Where the word "teal" occurs in a line, return that line.
>> start Data provided
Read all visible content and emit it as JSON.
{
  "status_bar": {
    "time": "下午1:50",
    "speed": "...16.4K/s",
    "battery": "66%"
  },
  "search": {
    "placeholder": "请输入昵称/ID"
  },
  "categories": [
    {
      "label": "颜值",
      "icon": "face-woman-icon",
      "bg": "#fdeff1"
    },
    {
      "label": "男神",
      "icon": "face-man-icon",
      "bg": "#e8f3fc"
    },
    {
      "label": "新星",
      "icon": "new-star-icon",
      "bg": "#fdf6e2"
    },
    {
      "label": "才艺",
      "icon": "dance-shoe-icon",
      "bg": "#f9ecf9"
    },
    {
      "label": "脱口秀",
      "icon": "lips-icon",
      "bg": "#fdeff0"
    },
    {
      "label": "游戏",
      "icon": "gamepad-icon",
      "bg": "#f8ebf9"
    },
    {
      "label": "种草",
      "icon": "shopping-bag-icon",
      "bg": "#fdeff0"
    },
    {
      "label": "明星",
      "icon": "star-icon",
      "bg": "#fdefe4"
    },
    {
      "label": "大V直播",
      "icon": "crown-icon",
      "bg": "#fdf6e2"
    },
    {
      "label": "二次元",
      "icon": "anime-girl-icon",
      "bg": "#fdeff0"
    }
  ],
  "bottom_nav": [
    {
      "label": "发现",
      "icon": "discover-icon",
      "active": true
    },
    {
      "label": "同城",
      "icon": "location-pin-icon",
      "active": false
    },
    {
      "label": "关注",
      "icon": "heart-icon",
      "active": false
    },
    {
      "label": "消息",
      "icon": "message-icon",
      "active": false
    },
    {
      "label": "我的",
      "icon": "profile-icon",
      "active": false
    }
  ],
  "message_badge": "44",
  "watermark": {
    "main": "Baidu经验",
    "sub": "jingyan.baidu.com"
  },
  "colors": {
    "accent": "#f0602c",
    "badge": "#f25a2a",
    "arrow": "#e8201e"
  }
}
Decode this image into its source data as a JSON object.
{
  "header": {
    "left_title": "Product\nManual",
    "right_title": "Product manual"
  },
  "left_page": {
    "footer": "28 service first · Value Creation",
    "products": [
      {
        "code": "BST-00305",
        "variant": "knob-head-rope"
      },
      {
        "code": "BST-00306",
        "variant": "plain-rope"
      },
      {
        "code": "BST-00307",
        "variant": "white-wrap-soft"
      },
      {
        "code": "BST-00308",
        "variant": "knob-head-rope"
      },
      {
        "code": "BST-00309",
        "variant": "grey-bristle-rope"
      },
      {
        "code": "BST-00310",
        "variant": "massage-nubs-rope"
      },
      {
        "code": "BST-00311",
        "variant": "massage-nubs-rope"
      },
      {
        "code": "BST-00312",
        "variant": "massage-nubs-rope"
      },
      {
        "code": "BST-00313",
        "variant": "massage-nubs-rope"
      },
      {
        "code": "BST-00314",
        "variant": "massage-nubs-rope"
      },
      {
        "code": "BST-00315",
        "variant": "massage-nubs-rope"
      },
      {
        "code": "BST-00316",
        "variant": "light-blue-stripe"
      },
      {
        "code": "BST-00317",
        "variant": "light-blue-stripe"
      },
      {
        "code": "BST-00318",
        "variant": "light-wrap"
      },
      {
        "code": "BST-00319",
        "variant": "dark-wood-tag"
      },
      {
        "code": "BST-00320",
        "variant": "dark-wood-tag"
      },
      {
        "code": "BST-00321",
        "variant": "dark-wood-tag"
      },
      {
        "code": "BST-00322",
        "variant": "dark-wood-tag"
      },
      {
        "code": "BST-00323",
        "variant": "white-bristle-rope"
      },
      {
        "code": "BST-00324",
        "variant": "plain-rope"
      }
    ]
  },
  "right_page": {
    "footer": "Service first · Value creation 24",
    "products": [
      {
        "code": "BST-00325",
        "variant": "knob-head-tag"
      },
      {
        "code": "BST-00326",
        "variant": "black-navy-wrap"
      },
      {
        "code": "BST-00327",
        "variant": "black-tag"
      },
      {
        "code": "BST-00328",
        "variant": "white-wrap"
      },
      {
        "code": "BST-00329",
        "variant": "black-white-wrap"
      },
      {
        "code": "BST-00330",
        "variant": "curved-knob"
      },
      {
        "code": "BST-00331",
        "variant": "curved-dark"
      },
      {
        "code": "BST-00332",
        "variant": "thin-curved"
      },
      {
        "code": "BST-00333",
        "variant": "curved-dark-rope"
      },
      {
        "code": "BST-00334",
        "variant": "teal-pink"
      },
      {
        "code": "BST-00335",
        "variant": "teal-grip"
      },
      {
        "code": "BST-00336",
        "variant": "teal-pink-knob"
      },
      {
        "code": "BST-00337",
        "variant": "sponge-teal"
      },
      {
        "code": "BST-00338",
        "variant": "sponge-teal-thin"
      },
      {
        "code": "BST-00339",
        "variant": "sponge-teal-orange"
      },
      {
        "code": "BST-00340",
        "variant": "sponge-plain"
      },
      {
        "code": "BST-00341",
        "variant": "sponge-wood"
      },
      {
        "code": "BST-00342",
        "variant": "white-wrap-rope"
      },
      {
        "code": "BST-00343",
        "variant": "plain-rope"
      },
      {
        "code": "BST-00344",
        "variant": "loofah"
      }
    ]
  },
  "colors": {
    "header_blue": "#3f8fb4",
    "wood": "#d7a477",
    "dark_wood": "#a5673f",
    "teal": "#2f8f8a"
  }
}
>> end Data provided
• **Written answer**
        "variant": "teal-pink"
        "variant": "teal-grip"
        "variant": "teal-pink-knob"
        "variant": "sponge-teal"
        "variant": "sponge-teal-thin"
        "variant": "sponge-teal-orange"
    "teal": "#2f8f8a"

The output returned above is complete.